-- Begin LISTED ENTRIES --

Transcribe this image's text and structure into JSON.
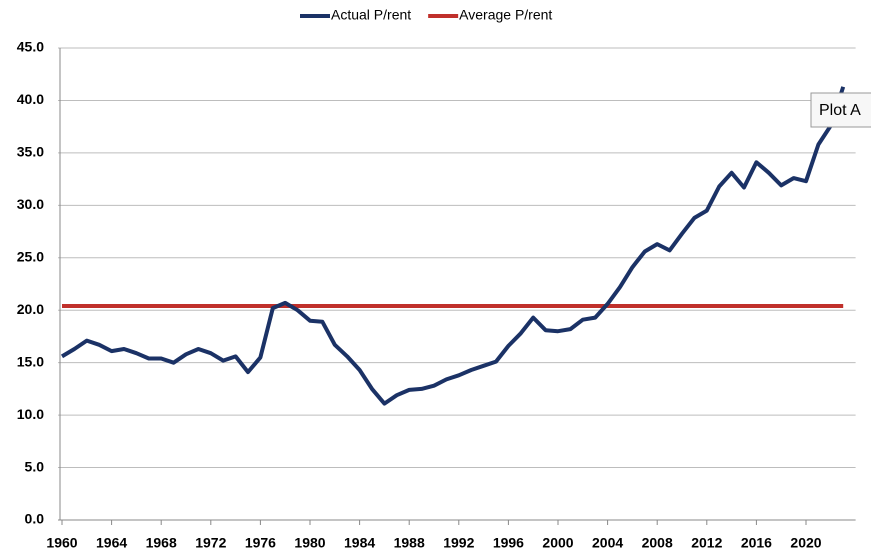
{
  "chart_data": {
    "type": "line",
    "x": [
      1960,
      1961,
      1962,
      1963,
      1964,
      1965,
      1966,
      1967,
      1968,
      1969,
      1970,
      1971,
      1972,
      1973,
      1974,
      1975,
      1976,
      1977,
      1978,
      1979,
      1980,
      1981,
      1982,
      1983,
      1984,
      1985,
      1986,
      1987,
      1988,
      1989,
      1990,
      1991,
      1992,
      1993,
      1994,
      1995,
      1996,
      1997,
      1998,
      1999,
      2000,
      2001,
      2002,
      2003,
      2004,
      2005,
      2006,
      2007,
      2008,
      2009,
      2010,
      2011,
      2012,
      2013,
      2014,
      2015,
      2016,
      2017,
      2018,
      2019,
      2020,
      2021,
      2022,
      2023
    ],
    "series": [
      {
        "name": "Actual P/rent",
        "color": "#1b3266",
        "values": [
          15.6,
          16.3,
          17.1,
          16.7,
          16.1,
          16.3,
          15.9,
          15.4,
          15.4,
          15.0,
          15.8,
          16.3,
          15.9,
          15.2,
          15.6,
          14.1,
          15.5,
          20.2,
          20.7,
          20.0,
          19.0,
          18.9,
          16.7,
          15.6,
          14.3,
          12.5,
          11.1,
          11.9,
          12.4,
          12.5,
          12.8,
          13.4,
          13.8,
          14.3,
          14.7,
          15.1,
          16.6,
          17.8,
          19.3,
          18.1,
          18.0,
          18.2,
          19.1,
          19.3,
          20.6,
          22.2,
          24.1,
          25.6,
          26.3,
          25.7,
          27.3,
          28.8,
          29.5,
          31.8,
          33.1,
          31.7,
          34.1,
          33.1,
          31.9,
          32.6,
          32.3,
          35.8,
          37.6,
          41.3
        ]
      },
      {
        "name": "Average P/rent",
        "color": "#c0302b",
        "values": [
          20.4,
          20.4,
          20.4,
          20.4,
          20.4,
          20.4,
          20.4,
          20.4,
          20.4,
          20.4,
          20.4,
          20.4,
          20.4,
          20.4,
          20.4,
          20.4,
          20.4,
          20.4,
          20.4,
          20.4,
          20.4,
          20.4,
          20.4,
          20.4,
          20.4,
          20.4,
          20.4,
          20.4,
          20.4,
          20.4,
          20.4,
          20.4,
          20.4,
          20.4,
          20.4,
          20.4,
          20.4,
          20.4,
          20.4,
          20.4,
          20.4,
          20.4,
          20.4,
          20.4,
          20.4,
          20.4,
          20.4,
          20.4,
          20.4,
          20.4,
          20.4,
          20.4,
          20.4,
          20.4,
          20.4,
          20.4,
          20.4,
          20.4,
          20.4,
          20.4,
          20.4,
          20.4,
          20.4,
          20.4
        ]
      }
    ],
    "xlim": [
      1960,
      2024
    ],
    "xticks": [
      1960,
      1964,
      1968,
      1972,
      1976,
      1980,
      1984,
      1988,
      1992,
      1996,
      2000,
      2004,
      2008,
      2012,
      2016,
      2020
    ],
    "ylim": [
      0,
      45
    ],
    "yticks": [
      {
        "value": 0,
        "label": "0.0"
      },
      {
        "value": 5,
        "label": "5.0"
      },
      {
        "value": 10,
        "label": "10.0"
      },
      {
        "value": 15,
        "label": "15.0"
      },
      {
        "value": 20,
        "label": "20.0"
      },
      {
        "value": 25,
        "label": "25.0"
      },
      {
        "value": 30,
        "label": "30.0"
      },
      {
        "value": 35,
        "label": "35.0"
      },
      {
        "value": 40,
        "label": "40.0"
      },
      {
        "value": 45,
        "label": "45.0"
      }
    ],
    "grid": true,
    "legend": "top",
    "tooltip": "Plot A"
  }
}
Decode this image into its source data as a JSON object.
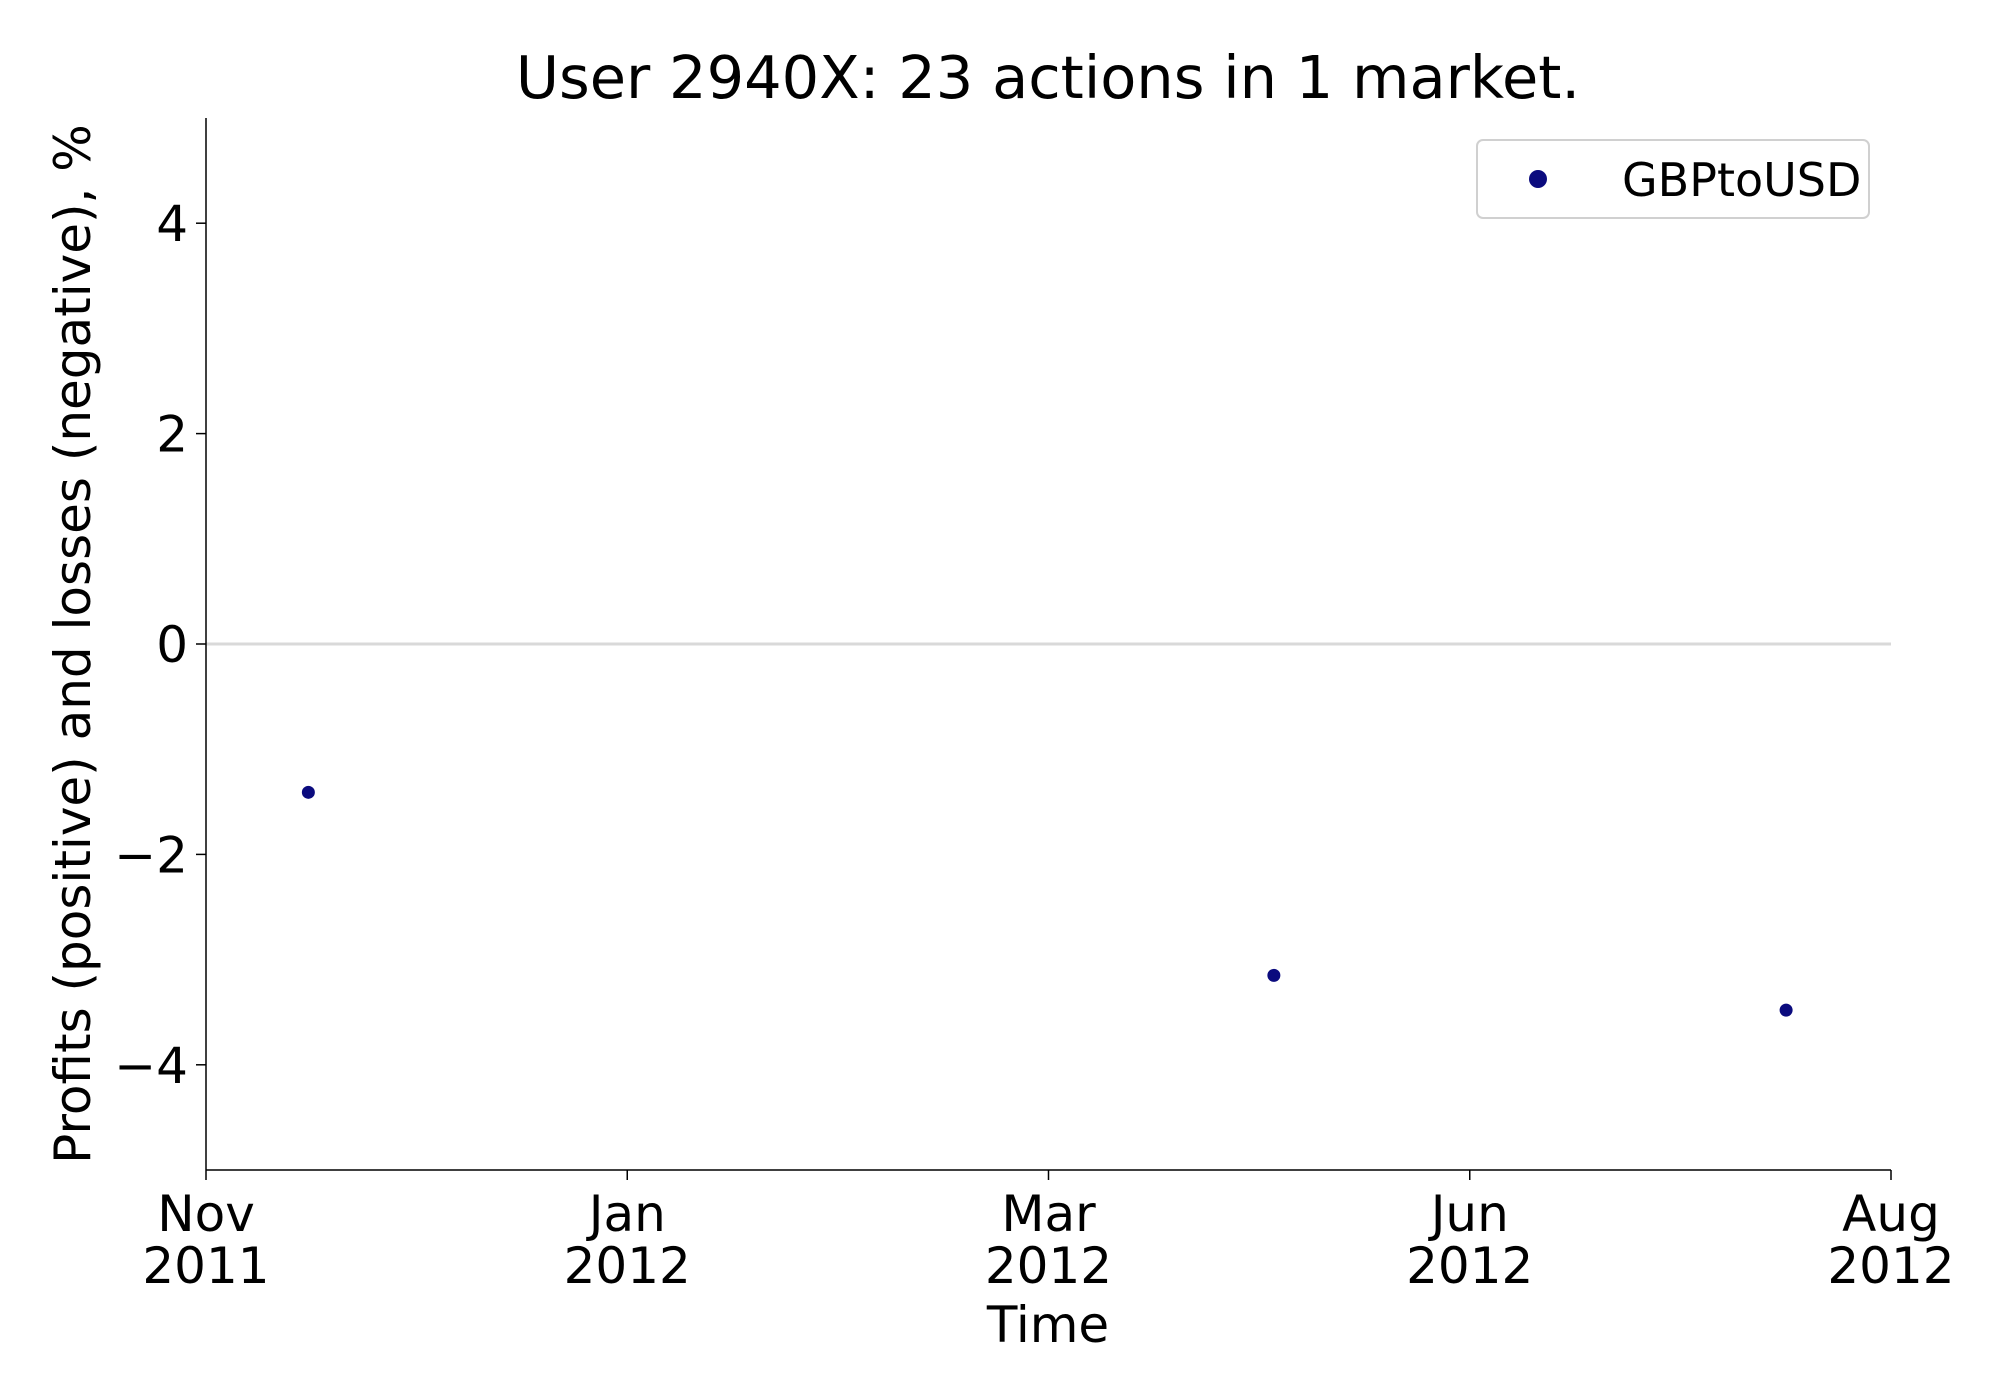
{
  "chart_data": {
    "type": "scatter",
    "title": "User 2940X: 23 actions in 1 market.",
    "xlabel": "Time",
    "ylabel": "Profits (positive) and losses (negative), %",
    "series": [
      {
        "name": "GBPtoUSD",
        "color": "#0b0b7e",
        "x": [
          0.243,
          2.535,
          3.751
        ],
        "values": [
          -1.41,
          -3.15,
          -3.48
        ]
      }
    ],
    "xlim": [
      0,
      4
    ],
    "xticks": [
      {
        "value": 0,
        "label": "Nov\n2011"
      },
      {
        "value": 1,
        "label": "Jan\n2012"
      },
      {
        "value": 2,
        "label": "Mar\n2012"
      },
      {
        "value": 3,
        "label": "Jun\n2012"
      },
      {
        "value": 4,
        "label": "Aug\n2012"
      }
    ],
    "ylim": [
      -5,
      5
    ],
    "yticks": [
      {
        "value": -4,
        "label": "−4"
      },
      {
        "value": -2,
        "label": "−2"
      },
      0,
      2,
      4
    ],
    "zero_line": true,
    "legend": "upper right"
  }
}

-- End LISTED ENTRIES --

# [WRITTEN EXERCISE]
Leave the pictures out and copy the rest of the data exactly.

# [ANSWER TO THIS PROBLEM]
Transcribe this image's text and structure into JSON.
{
  "chart_data": {
    "type": "line",
    "x": [
      1960,
      1961,
      1962,
      1963,
      1964,
      1965,
      1966,
      1967,
      1968,
      1969,
      1970,
      1971,
      1972,
      1973,
      1974,
      1975,
      1976,
      1977,
      1978,
      1979,
      1980,
      1981,
      1982,
      1983,
      1984,
      1985,
      1986,
      1987,
      1988,
      1989,
      1990,
      1991,
      1992,
      1993,
      1994,
      1995,
      1996,
      1997,
      1998,
      1999,
      2000,
      2001,
      2002,
      2003,
      2004,
      2005,
      2006,
      2007,
      2008,
      2009,
      2010,
      2011,
      2012,
      2013,
      2014,
      2015,
      2016,
      2017,
      2018,
      2019,
      2020,
      2021,
      2022,
      2023
    ],
    "series": [
      {
        "name": "Actual P/rent",
        "color": "#1b3266",
        "values": [
          15.6,
          16.3,
          17.1,
          16.7,
          16.1,
          16.3,
          15.9,
          15.4,
          15.4,
          15.0,
          15.8,
          16.3,
          15.9,
          15.2,
          15.6,
          14.1,
          15.5,
          20.2,
          20.7,
          20.0,
          19.0,
          18.9,
          16.7,
          15.6,
          14.3,
          12.5,
          11.1,
          11.9,
          12.4,
          12.5,
          12.8,
          13.4,
          13.8,
          14.3,
          14.7,
          15.1,
          16.6,
          17.8,
          19.3,
          18.1,
          18.0,
          18.2,
          19.1,
          19.3,
          20.6,
          22.2,
          24.1,
          25.6,
          26.3,
          25.7,
          27.3,
          28.8,
          29.5,
          31.8,
          33.1,
          31.7,
          34.1,
          33.1,
          31.9,
          32.6,
          32.3,
          35.8,
          37.6,
          41.3
        ]
      },
      {
        "name": "Average P/rent",
        "color": "#c0302b",
        "values": [
          20.4,
          20.4,
          20.4,
          20.4,
          20.4,
          20.4,
          20.4,
          20.4,
          20.4,
          20.4,
          20.4,
          20.4,
          20.4,
          20.4,
          20.4,
          20.4,
          20.4,
          20.4,
          20.4,
          20.4,
          20.4,
          20.4,
          20.4,
          20.4,
          20.4,
          20.4,
          20.4,
          20.4,
          20.4,
          20.4,
          20.4,
          20.4,
          20.4,
          20.4,
          20.4,
          20.4,
          20.4,
          20.4,
          20.4,
          20.4,
          20.4,
          20.4,
          20.4,
          20.4,
          20.4,
          20.4,
          20.4,
          20.4,
          20.4,
          20.4,
          20.4,
          20.4,
          20.4,
          20.4,
          20.4,
          20.4,
          20.4,
          20.4,
          20.4,
          20.4,
          20.4,
          20.4,
          20.4,
          20.4
        ]
      }
    ],
    "xlim": [
      1960,
      2024
    ],
    "xticks": [
      1960,
      1964,
      1968,
      1972,
      1976,
      1980,
      1984,
      1988,
      1992,
      1996,
      2000,
      2004,
      2008,
      2012,
      2016,
      2020
    ],
    "ylim": [
      0,
      45
    ],
    "yticks": [
      {
        "value": 0,
        "label": "0.0"
      },
      {
        "value": 5,
        "label": "5.0"
      },
      {
        "value": 10,
        "label": "10.0"
      },
      {
        "value": 15,
        "label": "15.0"
      },
      {
        "value": 20,
        "label": "20.0"
      },
      {
        "value": 25,
        "label": "25.0"
      },
      {
        "value": 30,
        "label": "30.0"
      },
      {
        "value": 35,
        "label": "35.0"
      },
      {
        "value": 40,
        "label": "40.0"
      },
      {
        "value": 45,
        "label": "45.0"
      }
    ],
    "grid": true,
    "legend": "top",
    "tooltip": "Plot A"
  }
}
Decode this image into its source data as a JSON object.
{
  "chart_data": {
    "type": "scatter",
    "title": "User 2940X: 23 actions in 1 market.",
    "xlabel": "Time",
    "ylabel": "Profits (positive) and losses (negative), %",
    "series": [
      {
        "name": "GBPtoUSD",
        "color": "#0b0b7e",
        "x": [
          0.243,
          2.535,
          3.751
        ],
        "values": [
          -1.41,
          -3.15,
          -3.48
        ]
      }
    ],
    "xlim": [
      0,
      4
    ],
    "xticks": [
      {
        "value": 0,
        "label": "Nov\n2011"
      },
      {
        "value": 1,
        "label": "Jan\n2012"
      },
      {
        "value": 2,
        "label": "Mar\n2012"
      },
      {
        "value": 3,
        "label": "Jun\n2012"
      },
      {
        "value": 4,
        "label": "Aug\n2012"
      }
    ],
    "ylim": [
      -5,
      5
    ],
    "yticks": [
      {
        "value": -4,
        "label": "−4"
      },
      {
        "value": -2,
        "label": "−2"
      },
      0,
      2,
      4
    ],
    "zero_line": true,
    "legend": "upper right"
  }
}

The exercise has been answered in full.